[Excerpts from a figure dataset]
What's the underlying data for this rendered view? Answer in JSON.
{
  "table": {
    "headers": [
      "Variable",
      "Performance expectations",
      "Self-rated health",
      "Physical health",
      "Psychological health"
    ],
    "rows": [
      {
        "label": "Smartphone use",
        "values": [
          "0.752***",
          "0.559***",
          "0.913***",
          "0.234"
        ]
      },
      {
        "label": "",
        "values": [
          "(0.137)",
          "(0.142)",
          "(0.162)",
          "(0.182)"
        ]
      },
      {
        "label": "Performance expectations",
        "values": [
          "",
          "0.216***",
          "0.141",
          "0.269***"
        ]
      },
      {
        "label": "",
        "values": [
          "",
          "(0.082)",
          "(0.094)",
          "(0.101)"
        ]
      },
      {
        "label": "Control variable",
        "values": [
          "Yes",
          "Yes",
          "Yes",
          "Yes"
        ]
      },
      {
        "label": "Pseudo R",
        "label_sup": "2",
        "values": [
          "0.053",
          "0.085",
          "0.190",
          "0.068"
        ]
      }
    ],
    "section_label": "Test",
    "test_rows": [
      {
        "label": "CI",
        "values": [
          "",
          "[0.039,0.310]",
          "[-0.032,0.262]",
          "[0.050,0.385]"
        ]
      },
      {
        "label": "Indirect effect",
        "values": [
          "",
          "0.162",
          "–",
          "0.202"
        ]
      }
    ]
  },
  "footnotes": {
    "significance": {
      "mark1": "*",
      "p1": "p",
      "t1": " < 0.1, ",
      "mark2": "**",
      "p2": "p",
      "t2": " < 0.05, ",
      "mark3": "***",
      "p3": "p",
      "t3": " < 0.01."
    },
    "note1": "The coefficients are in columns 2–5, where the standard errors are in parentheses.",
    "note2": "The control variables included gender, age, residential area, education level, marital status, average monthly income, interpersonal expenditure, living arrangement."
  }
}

◆ STATED PROBLEM:
Print every record above exactly as written.

◆ ANSWER TO THIS PROBLEM:
What's the underlying data for this rendered view? Answer in JSON.
{
  "table": {
    "headers": [
      "Variable",
      "Performance expectations",
      "Self-rated health",
      "Physical health",
      "Psychological health"
    ],
    "rows": [
      {
        "label": "Smartphone use",
        "values": [
          "0.752***",
          "0.559***",
          "0.913***",
          "0.234"
        ]
      },
      {
        "label": "",
        "values": [
          "(0.137)",
          "(0.142)",
          "(0.162)",
          "(0.182)"
        ]
      },
      {
        "label": "Performance expectations",
        "values": [
          "",
          "0.216***",
          "0.141",
          "0.269***"
        ]
      },
      {
        "label": "",
        "values": [
          "",
          "(0.082)",
          "(0.094)",
          "(0.101)"
        ]
      },
      {
        "label": "Control variable",
        "values": [
          "Yes",
          "Yes",
          "Yes",
          "Yes"
        ]
      },
      {
        "label": "Pseudo R",
        "label_sup": "2",
        "values": [
          "0.053",
          "0.085",
          "0.190",
          "0.068"
        ]
      }
    ],
    "section_label": "Test",
    "test_rows": [
      {
        "label": "CI",
        "values": [
          "",
          "[0.039,0.310]",
          "[-0.032,0.262]",
          "[0.050,0.385]"
        ]
      },
      {
        "label": "Indirect effect",
        "values": [
          "",
          "0.162",
          "–",
          "0.202"
        ]
      }
    ]
  },
  "footnotes": {
    "significance": {
      "mark1": "*",
      "p1": "p",
      "t1": " < 0.1, ",
      "mark2": "**",
      "p2": "p",
      "t2": " < 0.05, ",
      "mark3": "***",
      "p3": "p",
      "t3": " < 0.01."
    },
    "note1": "The coefficients are in columns 2–5, where the standard errors are in parentheses.",
    "note2": "The control variables included gender, age, residential area, education level, marital status, average monthly income, interpersonal expenditure, living arrangement."
  }
}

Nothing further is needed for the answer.